CHILE ANTE EL DESAFÍO DE UNA NUEVA CONSTITUCIÓN

Desde que Alonso de Ercilla lo descubriera al mundo a través de los poderosos endecasílabos que constituyen La araucana, Chile ha sido considerado históricamente un Estado consolidado respecto a sus pares del subcontinente. Primero lo haría Simón Bolívar en su famosa Carta de Jamaica de 1815, luego el nacional Francisco Antonio Pinto en carta de 1845 al general José de San Martín, para refrendar dicha premisa el más cualificado analista del poder alemán, Karl Haushofer, hacia 1920, cuando a quienes desde Múnich miraban hacia América Latina apuntaba y singularizaba a Chile porque, en sus términos, era “un Estado fuerte y seguro de sí”.
====
- **LISTA DE TAREAS**:
1. Nombra a todas las personas que aparecen en el texto sobre Chile y la nueva constitución.
2. Según el texto sobre Chile y la nueva constitución, ¿con qué palabras describió Karl Haushofer a Chile?
3. Retoma el texto sobre Chile y la nueva constitución y escribe cómo sigue a partir de su última oración.
Las filas no hacen falta para nada de esto.

- **EXTRACTOS DE FILAS**:
====
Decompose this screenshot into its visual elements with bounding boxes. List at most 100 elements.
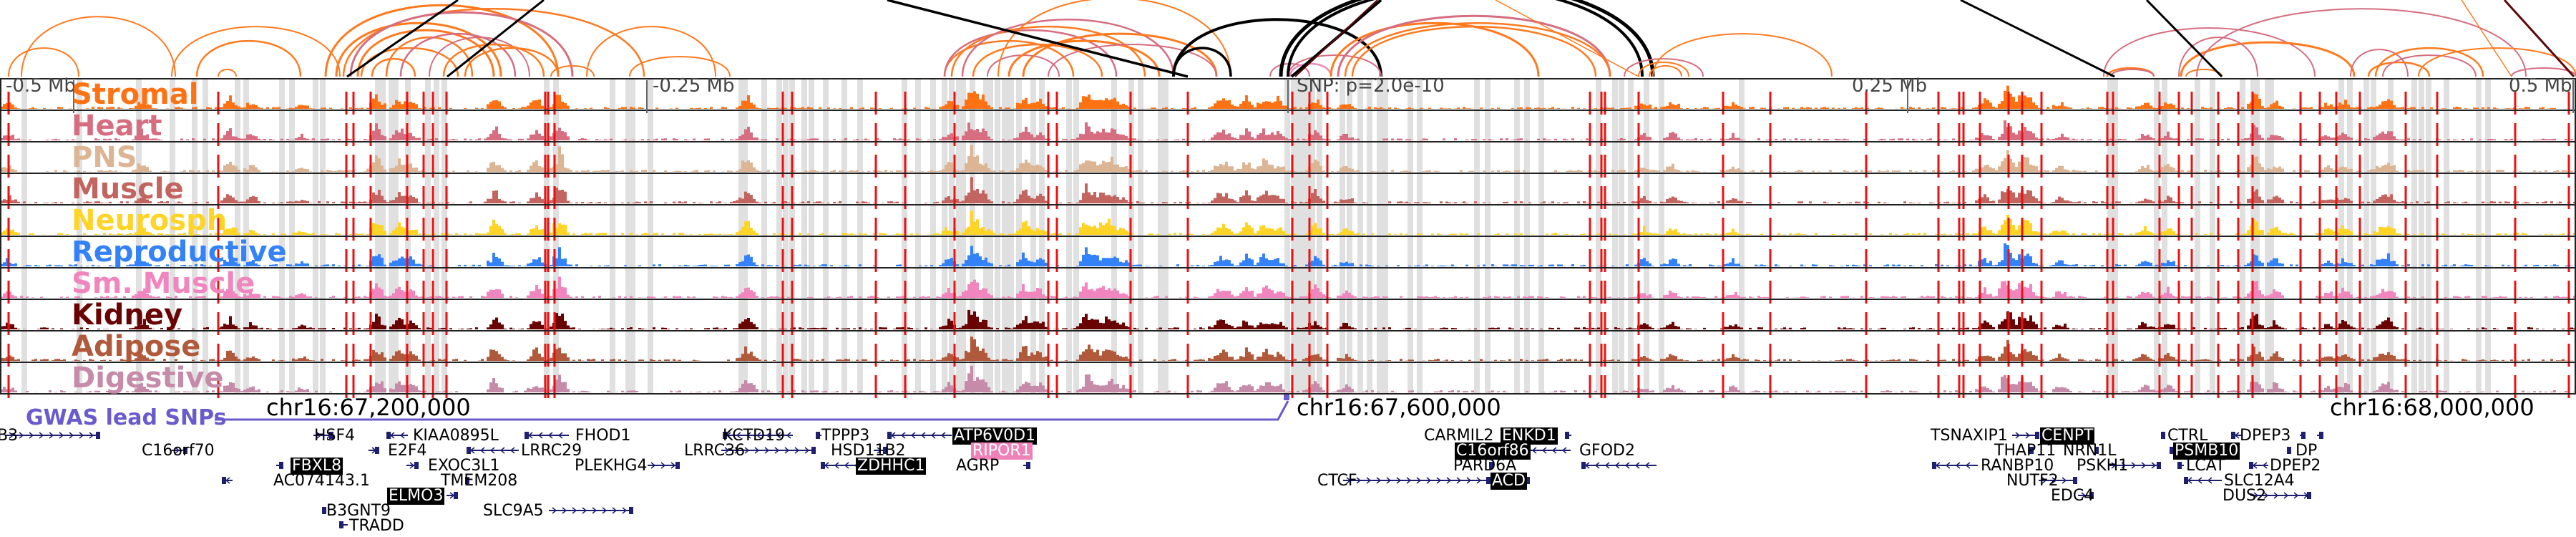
====
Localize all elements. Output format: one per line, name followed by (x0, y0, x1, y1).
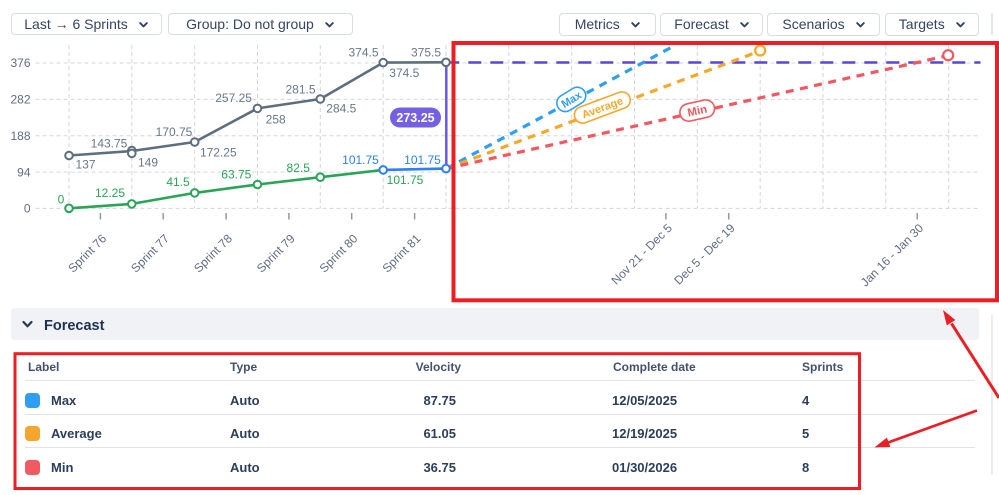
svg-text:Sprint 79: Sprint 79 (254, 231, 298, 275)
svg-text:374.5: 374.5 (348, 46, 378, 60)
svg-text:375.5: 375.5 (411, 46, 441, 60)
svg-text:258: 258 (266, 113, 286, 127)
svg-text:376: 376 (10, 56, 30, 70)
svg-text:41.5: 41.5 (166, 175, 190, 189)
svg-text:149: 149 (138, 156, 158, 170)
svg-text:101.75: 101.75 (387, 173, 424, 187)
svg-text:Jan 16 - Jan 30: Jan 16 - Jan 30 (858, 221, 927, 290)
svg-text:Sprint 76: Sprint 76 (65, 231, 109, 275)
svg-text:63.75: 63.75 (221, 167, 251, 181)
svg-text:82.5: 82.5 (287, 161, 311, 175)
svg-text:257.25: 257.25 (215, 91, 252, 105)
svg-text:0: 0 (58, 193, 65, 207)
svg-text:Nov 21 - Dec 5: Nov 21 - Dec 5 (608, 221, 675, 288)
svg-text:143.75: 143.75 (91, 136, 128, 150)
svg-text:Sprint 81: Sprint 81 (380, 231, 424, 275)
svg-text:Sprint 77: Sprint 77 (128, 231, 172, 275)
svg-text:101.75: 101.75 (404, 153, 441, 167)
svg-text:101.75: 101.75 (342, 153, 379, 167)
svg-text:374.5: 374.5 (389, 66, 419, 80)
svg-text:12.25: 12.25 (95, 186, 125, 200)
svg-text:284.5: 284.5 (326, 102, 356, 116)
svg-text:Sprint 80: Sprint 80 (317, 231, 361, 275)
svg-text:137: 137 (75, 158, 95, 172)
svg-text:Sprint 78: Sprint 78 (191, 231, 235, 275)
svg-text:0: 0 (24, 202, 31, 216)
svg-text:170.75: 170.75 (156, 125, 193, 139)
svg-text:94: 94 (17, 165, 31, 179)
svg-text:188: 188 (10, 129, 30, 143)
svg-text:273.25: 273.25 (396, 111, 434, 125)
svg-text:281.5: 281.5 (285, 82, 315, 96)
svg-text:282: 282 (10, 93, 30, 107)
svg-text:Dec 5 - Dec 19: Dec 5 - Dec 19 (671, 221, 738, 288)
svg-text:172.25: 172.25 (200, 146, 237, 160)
====
- **RESPUESTAS ESPERADAS**:
1. Alonso de Ercilla, Simón Bolívar, Francisco Antonio Pinto, José de San Martín y Karl Haushofer.

2. Como "un Estado fuerte y seguro de sí".

3.
Esa noción, sin embargo, choca en lo interno con la concepción de Estado-nación con que Chile surgió desde la vida independiente, y que se había profundizado desde el triunfo pelucón de 1827 y el texto constitucional de 1833. Desde entonces, el país había asumido la matriz de un Estado conservador, unificador en vez de integrador, y basado en el ejercicio “ciudadano” sólo por las élites, ya fueran éstas más reaccionarias o liberales. La imposición del naciente Estado chileno respondía así al estado liberal de derecho que, si bien surgido desde la concepción de consolidación de la Francia revolucionaria de 1789, dejando atrás el Estado absolutista, tenía como esencia resaltar el ejercicio de diversas libertades que aseguraran la propiedad privada, dejando al poder público sólo como árbitro, sin mayor injerencia entre particulares.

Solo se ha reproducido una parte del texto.